■ Task to carry out:
Copy out the entries in full and with complete accuracy; pictures are excluded.

■ Materials provided:
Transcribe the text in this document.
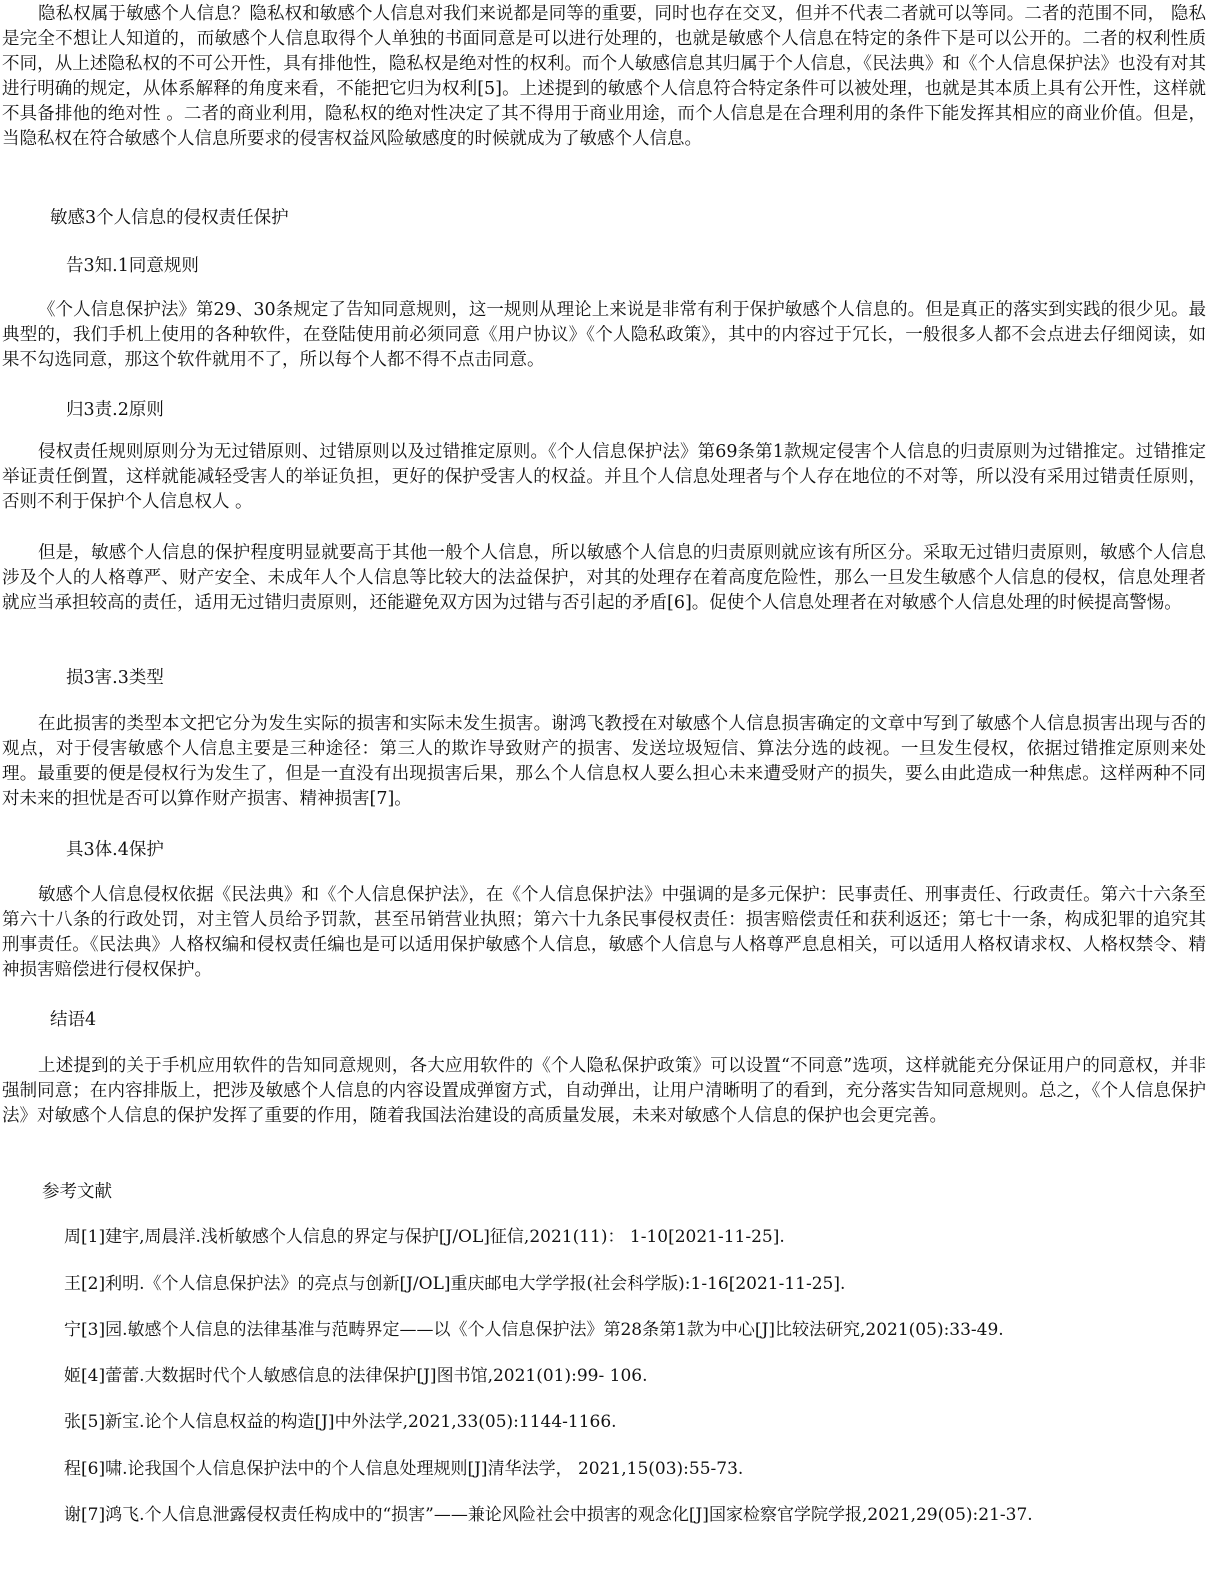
隐私权属于敏感个人信息？隐私权和敏感个人信息对我们来说都是同等的重要，同时也存在交叉，但并不代表二者就可以等同。二者的范围不同， 隐私是完全不想让人知道的，而敏感个人信息取得个人单独的书面同意是可以进行处理的，也就是敏感个人信息在特定的条件下是可以公开的。二者的权利性质不同，从上述隐私权的不可公开性，具有排他性，隐私权是绝对性的权利。而个人敏感信息其归属于个人信息，《民法典》和《个人信息保护法》也没有对其进行明确的规定，从体系解释的角度来看，不能把它归为权利[5]。上述提到的敏感个人信息符合特定条件可以被处理，也就是其本质上具有公开性，这样就不具备排他的绝对性 。二者的商业利用，隐私权的绝对性决定了其不得用于商业用途，而个人信息是在合理利用的条件下能发挥其相应的商业价值。但是，当隐私权在符合敏感个人信息所要求的侵害权益风险敏感度的时候就成为了敏感个人信息。

敏感3个人信息的侵权责任保护
告3知.1同意规则

《个人信息保护法》第29、30条规定了告知同意规则，这一规则从理论上来说是非常有利于保护敏感个人信息的。但是真正的落实到实践的很少见。最典型的，我们手机上使用的各种软件，在登陆使用前必须同意《用户协议》《个人隐私政策》，其中的内容过于冗长，一般很多人都不会点进去仔细阅读，如果不勾选同意，那这个软件就用不了，所以每个人都不得不点击同意。

归3责.2原则

侵权责任规则原则分为无过错原则、过错原则以及过错推定原则。《个人信息保护法》第69条第1款规定侵害个人信息的归责原则为过错推定。过错推定举证责任倒置，这样就能减轻受害人的举证负担，更好的保护受害人的权益。并且个人信息处理者与个人存在地位的不对等，所以没有采用过错责任原则，否则不利于保护个人信息权人 。

但是，敏感个人信息的保护程度明显就要高于其他一般个人信息，所以敏感个人信息的归责原则就应该有所区分。采取无过错归责原则，敏感个人信息涉及个人的人格尊严、财产安全、未成年人个人信息等比较大的法益保护，对其的处理存在着高度危险性，那么一旦发生敏感个人信息的侵权，信息处理者就应当承担较高的责任，适用无过错归责原则，还能避免双方因为过错与否引起的矛盾[6]。促使个人信息处理者在对敏感个人信息处理的时候提高警惕。

损3害.3类型

在此损害的类型本文把它分为发生实际的损害和实际未发生损害。谢鸿飞教授在对敏感个人信息损害确定的文章中写到了敏感个人信息损害出现与否的观点，对于侵害敏感个人信息主要是三种途径：第三人的欺诈导致财产的损害、发送垃圾短信、算法分选的歧视。一旦发生侵权，依据过错推定原则来处理。最重要的便是侵权行为发生了，但是一直没有出现损害后果，那么个人信息权人要么担心未来遭受财产的损失，要么由此造成一种焦虑。这样两种不同对未来的担忧是否可以算作财产损害、精神损害[7]。

具3体.4保护

敏感个人信息侵权依据《民法典》和《个人信息保护法》，在《个人信息保护法》中强调的是多元保护：民事责任、刑事责任、行政责任。第六十六条至第六十八条的行政处罚，对主管人员给予罚款，甚至吊销营业执照；第六十九条民事侵权责任：损害赔偿责任和获利返还；第七十一条，构成犯罪的追究其刑事责任。《民法典》人格权编和侵权责任编也是可以适用保护敏感个人信息，敏感个人信息与人格尊严息息相关，可以适用人格权请求权、人格权禁令、精神损害赔偿进行侵权保护。

结语4

上述提到的关于手机应用软件的告知同意规则，各大应用软件的《个人隐私保护政策》可以设置“不同意”选项，这样就能充分保证用户的同意权，并非强制同意；在内容排版上，把涉及敏感个人信息的内容设置成弹窗方式，自动弹出，让用户清晰明了的看到，充分落实告知同意规则。总之，《个人信息保护法》对敏感个人信息的保护发挥了重要的作用，随着我国法治建设的高质量发展，未来对敏感个人信息的保护也会更完善。

参考文献
周[1]建宇,周晨洋.浅析敏感个人信息的界定与保护[J/OL]征信,2021(11)： 1-10[2021-11-25].
王[2]利明.《个人信息保护法》的亮点与创新[J/OL]重庆邮电大学学报(社会科学版):1-16[2021-11-25].
宁[3]园.敏感个人信息的法律基准与范畴界定——以《个人信息保护法》第28条第1款为中心[J]比较法研究,2021(05):33-49.
姬[4]蕾蕾.大数据时代个人敏感信息的法律保护[J]图书馆,2021(01):99- 106.
张[5]新宝.论个人信息权益的构造[J]中外法学,2021,33(05):1144-1166.
程[6]啸.论我国个人信息保护法中的个人信息处理规则[J]清华法学， 2021,15(03):55-73.
谢[7]鸿飞.个人信息泄露侵权责任构成中的“损害”——兼论风险社会中损害的观念化[J]国家检察官学院学报,2021,29(05):21-37.
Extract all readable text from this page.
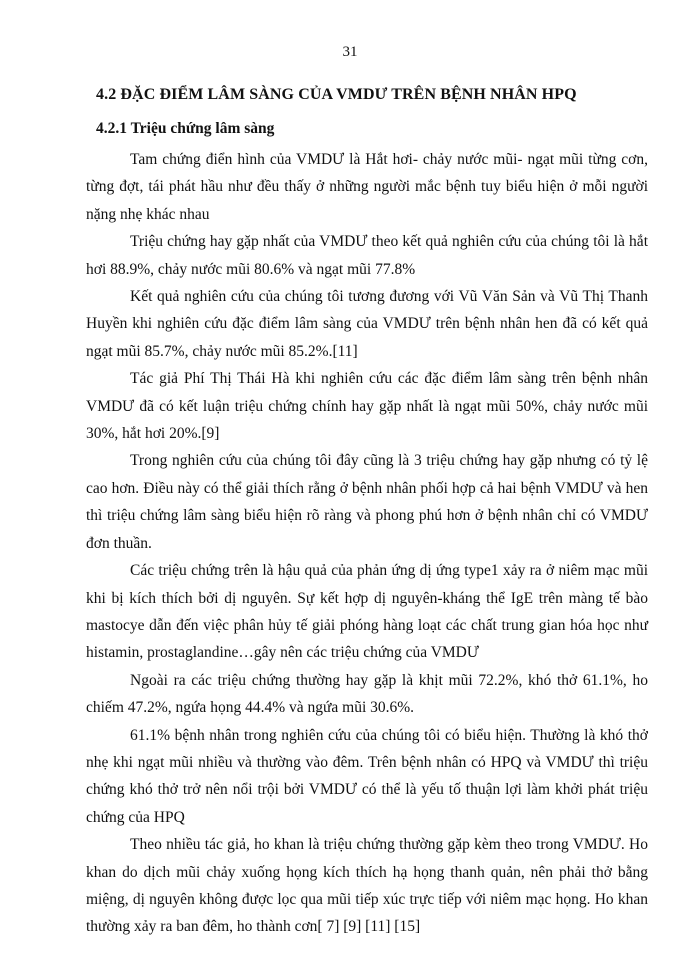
31
4.2 ĐẶC ĐIỂM LÂM SÀNG CỦA VMDƯ TRÊN BỆNH NHÂN HPQ
4.2.1 Triệu chứng lâm sàng

Tam chứng điển hình của VMDƯ là Hắt hơi- chảy nước mũi- ngạt mũi từng cơn, từng đợt, tái phát hầu như đều thấy ở những người mắc bệnh tuy biểu hiện ở mỗi người nặng nhẹ khác nhau

Triệu chứng hay gặp nhất của VMDƯ theo kết quả nghiên cứu của chúng tôi là hắt hơi 88.9%, chảy nước mũi 80.6% và ngạt mũi 77.8%

Kết quả nghiên cứu của chúng tôi tương đương với Vũ Văn Sản và Vũ Thị Thanh Huyền khi nghiên cứu đặc điểm lâm sàng của VMDƯ trên bệnh nhân hen đã có kết quả ngạt mũi 85.7%, chảy nước mũi 85.2%.[11]

Tác giả Phí Thị Thái Hà khi nghiên cứu các đặc điểm lâm sàng trên bệnh nhân VMDƯ đã có kết luận triệu chứng chính hay gặp nhất là ngạt mũi 50%, chảy nước mũi 30%, hắt hơi 20%.[9]

Trong nghiên cứu của chúng tôi đây cũng là 3 triệu chứng hay gặp nhưng có tỷ lệ cao hơn. Điều này có thể giải thích rằng ở bệnh nhân phối hợp cả hai bệnh VMDƯ và hen thì triệu chứng lâm sàng biểu hiện rõ ràng và phong phú hơn ở bệnh nhân chỉ có VMDƯ đơn thuần.

Các triệu chứng trên là hậu quả của phản ứng dị ứng type1 xảy ra ở niêm mạc mũi khi bị kích thích bởi dị nguyên. Sự kết hợp dị nguyên-kháng thể IgE trên màng tế bào mastocye dẫn đến việc phân hủy tế giải phóng hàng loạt các chất trung gian hóa học như histamin, prostaglandine…gây nên các triệu chứng của VMDƯ

Ngoài ra các triệu chứng thường hay gặp là khịt mũi 72.2%, khó thở 61.1%, ho chiếm 47.2%, ngứa họng 44.4% và ngứa mũi 30.6%.

61.1% bệnh nhân trong nghiên cứu của chúng tôi có biểu hiện. Thường là khó thở nhẹ khi ngạt mũi nhiều và thường vào đêm. Trên bệnh nhân có HPQ và VMDƯ thì triệu chứng khó thở trở nên nổi trội bởi VMDƯ có thể là yếu tố thuận lợi làm khởi phát triệu chứng của HPQ

Theo nhiều tác giả, ho khan là triệu chứng thường gặp kèm theo trong VMDƯ. Ho khan do dịch mũi chảy xuống họng kích thích hạ họng thanh quản, nên phải thở bằng miệng, dị nguyên không được lọc qua mũi tiếp xúc trực tiếp với niêm mạc họng. Ho khan thường xảy ra ban đêm, ho thành cơn[ 7] [9] [11] [15]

■ The completed task:
Transcribe the text in this document.
隐私权属于敏感个人信息？隐私权和敏感个人信息对我们来说都是同等的重要，同时也存在交叉，但并不代表二者就可以等同。二者的范围不同， 隐私是完全不想让人知道的，而敏感个人信息取得个人单独的书面同意是可以进行处理的，也就是敏感个人信息在特定的条件下是可以公开的。二者的权利性质不同，从上述隐私权的不可公开性，具有排他性，隐私权是绝对性的权利。而个人敏感信息其归属于个人信息，《民法典》和《个人信息保护法》也没有对其进行明确的规定，从体系解释的角度来看，不能把它归为权利[5]。上述提到的敏感个人信息符合特定条件可以被处理，也就是其本质上具有公开性，这样就不具备排他的绝对性 。二者的商业利用，隐私权的绝对性决定了其不得用于商业用途，而个人信息是在合理利用的条件下能发挥其相应的商业价值。但是，当隐私权在符合敏感个人信息所要求的侵害权益风险敏感度的时候就成为了敏感个人信息。

敏感3个人信息的侵权责任保护
告3知.1同意规则

《个人信息保护法》第29、30条规定了告知同意规则，这一规则从理论上来说是非常有利于保护敏感个人信息的。但是真正的落实到实践的很少见。最典型的，我们手机上使用的各种软件，在登陆使用前必须同意《用户协议》《个人隐私政策》，其中的内容过于冗长，一般很多人都不会点进去仔细阅读，如果不勾选同意，那这个软件就用不了，所以每个人都不得不点击同意。

归3责.2原则

侵权责任规则原则分为无过错原则、过错原则以及过错推定原则。《个人信息保护法》第69条第1款规定侵害个人信息的归责原则为过错推定。过错推定举证责任倒置，这样就能减轻受害人的举证负担，更好的保护受害人的权益。并且个人信息处理者与个人存在地位的不对等，所以没有采用过错责任原则，否则不利于保护个人信息权人 。

但是，敏感个人信息的保护程度明显就要高于其他一般个人信息，所以敏感个人信息的归责原则就应该有所区分。采取无过错归责原则，敏感个人信息涉及个人的人格尊严、财产安全、未成年人个人信息等比较大的法益保护，对其的处理存在着高度危险性，那么一旦发生敏感个人信息的侵权，信息处理者就应当承担较高的责任，适用无过错归责原则，还能避免双方因为过错与否引起的矛盾[6]。促使个人信息处理者在对敏感个人信息处理的时候提高警惕。

损3害.3类型

在此损害的类型本文把它分为发生实际的损害和实际未发生损害。谢鸿飞教授在对敏感个人信息损害确定的文章中写到了敏感个人信息损害出现与否的观点，对于侵害敏感个人信息主要是三种途径：第三人的欺诈导致财产的损害、发送垃圾短信、算法分选的歧视。一旦发生侵权，依据过错推定原则来处理。最重要的便是侵权行为发生了，但是一直没有出现损害后果，那么个人信息权人要么担心未来遭受财产的损失，要么由此造成一种焦虑。这样两种不同对未来的担忧是否可以算作财产损害、精神损害[7]。

具3体.4保护

敏感个人信息侵权依据《民法典》和《个人信息保护法》，在《个人信息保护法》中强调的是多元保护：民事责任、刑事责任、行政责任。第六十六条至第六十八条的行政处罚，对主管人员给予罚款，甚至吊销营业执照；第六十九条民事侵权责任：损害赔偿责任和获利返还；第七十一条，构成犯罪的追究其刑事责任。《民法典》人格权编和侵权责任编也是可以适用保护敏感个人信息，敏感个人信息与人格尊严息息相关，可以适用人格权请求权、人格权禁令、精神损害赔偿进行侵权保护。

结语4

上述提到的关于手机应用软件的告知同意规则，各大应用软件的《个人隐私保护政策》可以设置“不同意”选项，这样就能充分保证用户的同意权，并非强制同意；在内容排版上，把涉及敏感个人信息的内容设置成弹窗方式，自动弹出，让用户清晰明了的看到，充分落实告知同意规则。总之，《个人信息保护法》对敏感个人信息的保护发挥了重要的作用，随着我国法治建设的高质量发展，未来对敏感个人信息的保护也会更完善。

参考文献
周[1]建宇,周晨洋.浅析敏感个人信息的界定与保护[J/OL]征信,2021(11)： 1-10[2021-11-25].
王[2]利明.《个人信息保护法》的亮点与创新[J/OL]重庆邮电大学学报(社会科学版):1-16[2021-11-25].
宁[3]园.敏感个人信息的法律基准与范畴界定——以《个人信息保护法》第28条第1款为中心[J]比较法研究,2021(05):33-49.
姬[4]蕾蕾.大数据时代个人敏感信息的法律保护[J]图书馆,2021(01):99- 106.
张[5]新宝.论个人信息权益的构造[J]中外法学,2021,33(05):1144-1166.
程[6]啸.论我国个人信息保护法中的个人信息处理规则[J]清华法学， 2021,15(03):55-73.
谢[7]鸿飞.个人信息泄露侵权责任构成中的“损害”——兼论风险社会中损害的观念化[J]国家检察官学院学报,2021,29(05):21-37.
Extract all readable text from this page.
31
4.2 ĐẶC ĐIỂM LÂM SÀNG CỦA VMDƯ TRÊN BỆNH NHÂN HPQ
4.2.1 Triệu chứng lâm sàng

Tam chứng điển hình của VMDƯ là Hắt hơi- chảy nước mũi- ngạt mũi từng cơn, từng đợt, tái phát hầu như đều thấy ở những người mắc bệnh tuy biểu hiện ở mỗi người nặng nhẹ khác nhau

Triệu chứng hay gặp nhất của VMDƯ theo kết quả nghiên cứu của chúng tôi là hắt hơi 88.9%, chảy nước mũi 80.6% và ngạt mũi 77.8%

Kết quả nghiên cứu của chúng tôi tương đương với Vũ Văn Sản và Vũ Thị Thanh Huyền khi nghiên cứu đặc điểm lâm sàng của VMDƯ trên bệnh nhân hen đã có kết quả ngạt mũi 85.7%, chảy nước mũi 85.2%.[11]

Tác giả Phí Thị Thái Hà khi nghiên cứu các đặc điểm lâm sàng trên bệnh nhân VMDƯ đã có kết luận triệu chứng chính hay gặp nhất là ngạt mũi 50%, chảy nước mũi 30%, hắt hơi 20%.[9]

Trong nghiên cứu của chúng tôi đây cũng là 3 triệu chứng hay gặp nhưng có tỷ lệ cao hơn. Điều này có thể giải thích rằng ở bệnh nhân phối hợp cả hai bệnh VMDƯ và hen thì triệu chứng lâm sàng biểu hiện rõ ràng và phong phú hơn ở bệnh nhân chỉ có VMDƯ đơn thuần.

Các triệu chứng trên là hậu quả của phản ứng dị ứng type1 xảy ra ở niêm mạc mũi khi bị kích thích bởi dị nguyên. Sự kết hợp dị nguyên-kháng thể IgE trên màng tế bào mastocye dẫn đến việc phân hủy tế giải phóng hàng loạt các chất trung gian hóa học như histamin, prostaglandine…gây nên các triệu chứng của VMDƯ

Ngoài ra các triệu chứng thường hay gặp là khịt mũi 72.2%, khó thở 61.1%, ho chiếm 47.2%, ngứa họng 44.4% và ngứa mũi 30.6%.

61.1% bệnh nhân trong nghiên cứu của chúng tôi có biểu hiện. Thường là khó thở nhẹ khi ngạt mũi nhiều và thường vào đêm. Trên bệnh nhân có HPQ và VMDƯ thì triệu chứng khó thở trở nên nổi trội bởi VMDƯ có thể là yếu tố thuận lợi làm khởi phát triệu chứng của HPQ

Theo nhiều tác giả, ho khan là triệu chứng thường gặp kèm theo trong VMDƯ. Ho khan do dịch mũi chảy xuống họng kích thích hạ họng thanh quản, nên phải thở bằng miệng, dị nguyên không được lọc qua mũi tiếp xúc trực tiếp với niêm mạc họng. Ho khan thường xảy ra ban đêm, ho thành cơn[ 7] [9] [11] [15]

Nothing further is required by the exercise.